### Source text
[start]
It sounds like something out of a movie - outlaw motorcycle gangs fighting over turf. But sheriff's deputies say it may be happening in Clay County.

The sheriff's office let KCTV5 ride along Saturday night as they patrolled a big motorcycle event in Kearney. They say they stepped up patrols as a warning.

But they stress they are not targeting average motorcycle fans.

Investigators say the gangs are involved in drugs, gun-running and sex trafficking.

But the deputies found few issues, and those holding a motorcycle run to benefit area charities say they were unfairly targeted and their event harmed.

Sheriff's deputies say they were just trying to be proactive after learning that rival motorcycle gangs could be stepping up terrorities in Clay County. They feared issues would arise at the Mule Run, and planned a heavy saturation.

A 19-year tradition, the Mule Run is held at a private home in Kearney. Organizers say in the past that the only problems were loud noise complaints and illegal parking.

Sheriff's investigators believed outlaw motorcycle gangs involved in illegal activities could create issues.

"We have intelligence coming in that these one percenters are going to be moving into the area because this is unclaimed territory," said Lt. Will Akin of the Clay County Sheriff's Office."We're just being proactive."

Officers saturated the area, stopping 49 cars, trucks and motorcycles for traffic violations. Two people were arrested on traffic-related charges. In addition, eight citations and 33 warnings were issued for issues such as not having a state-sanctioned helmet. No felony arrests were made.

Mule Run co-organizer Jason Schlichting said Brother's Word, his motorcycle club, said the event raised $9,000 for charity, but that the saturation dampened the turnout.

"I do believe we were unfairly targeted, yes, excessive profiling," he said. "We're not a bad group of guys. We're just a group of guys that like to ride our motorcycles and we want everybody else to know that we're a brotherhood."

Akin insisted that deputies weren't profiling.

"We were just making sure that the area was safe," he said.
[end]
### Extracted entries
[start]
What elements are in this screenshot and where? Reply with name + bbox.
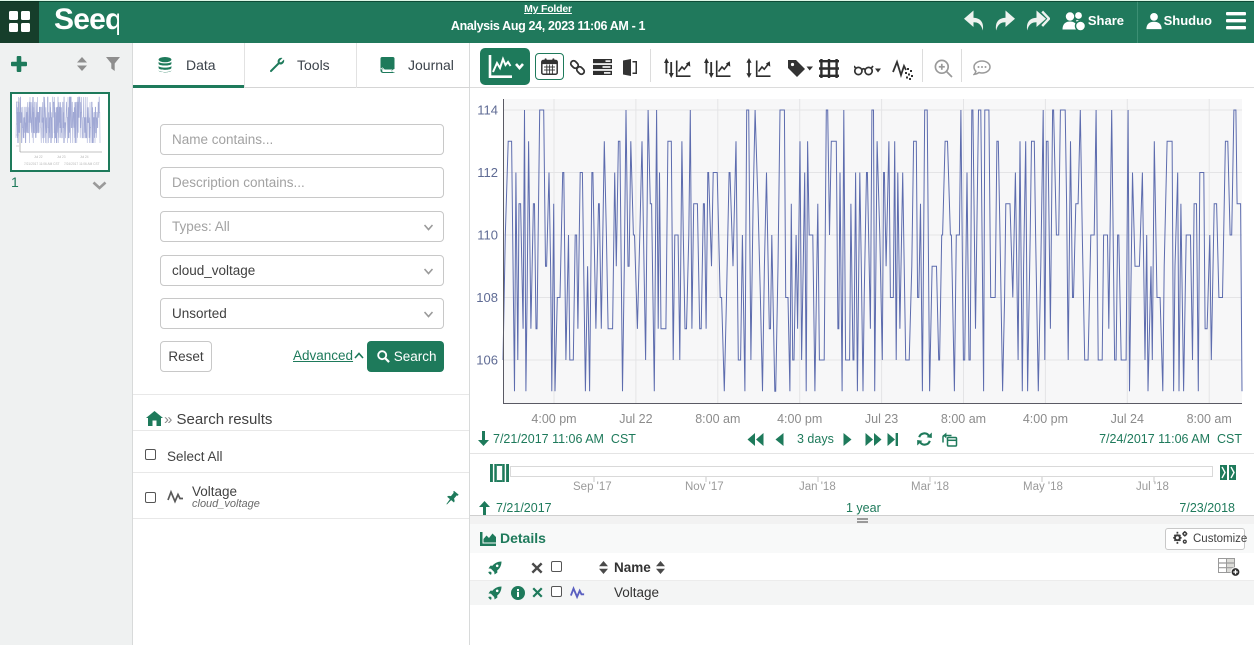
[end]
[start]
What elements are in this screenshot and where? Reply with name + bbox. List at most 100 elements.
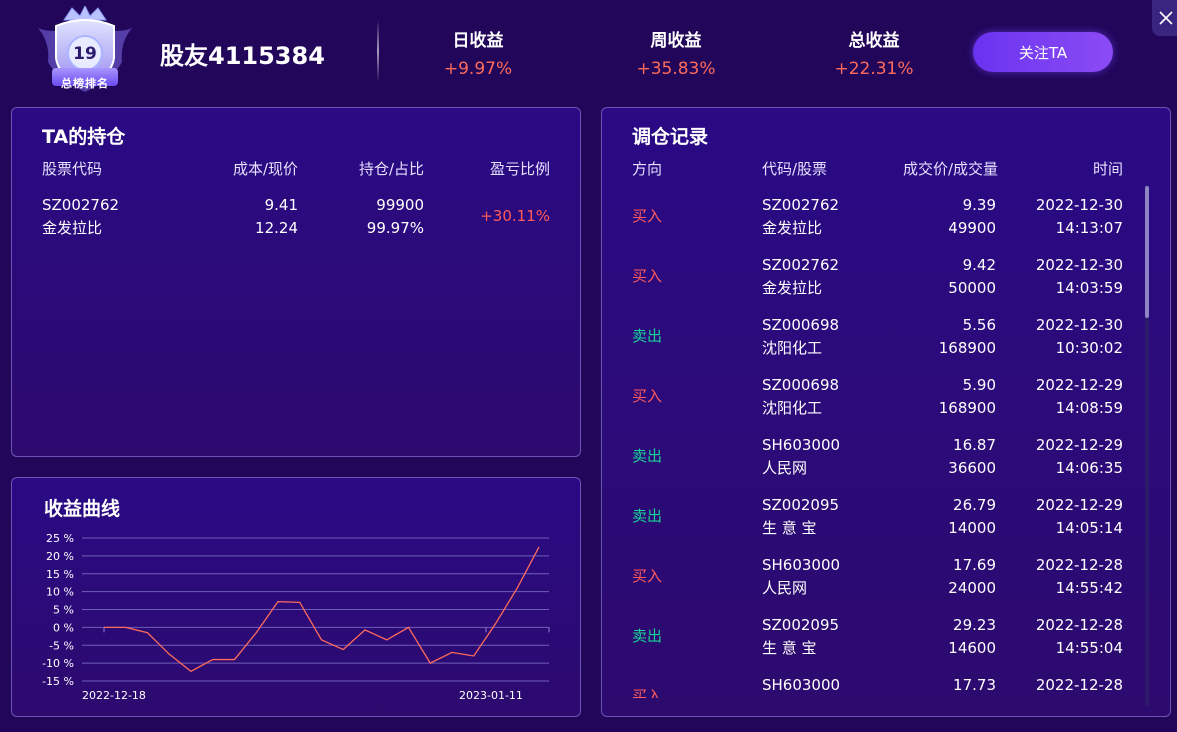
[end]
### The problem
In the article about the Clay County motorcycle patrols, how many cars, trucks and motorcycles did officers stop for traffic violations?

### Final result
49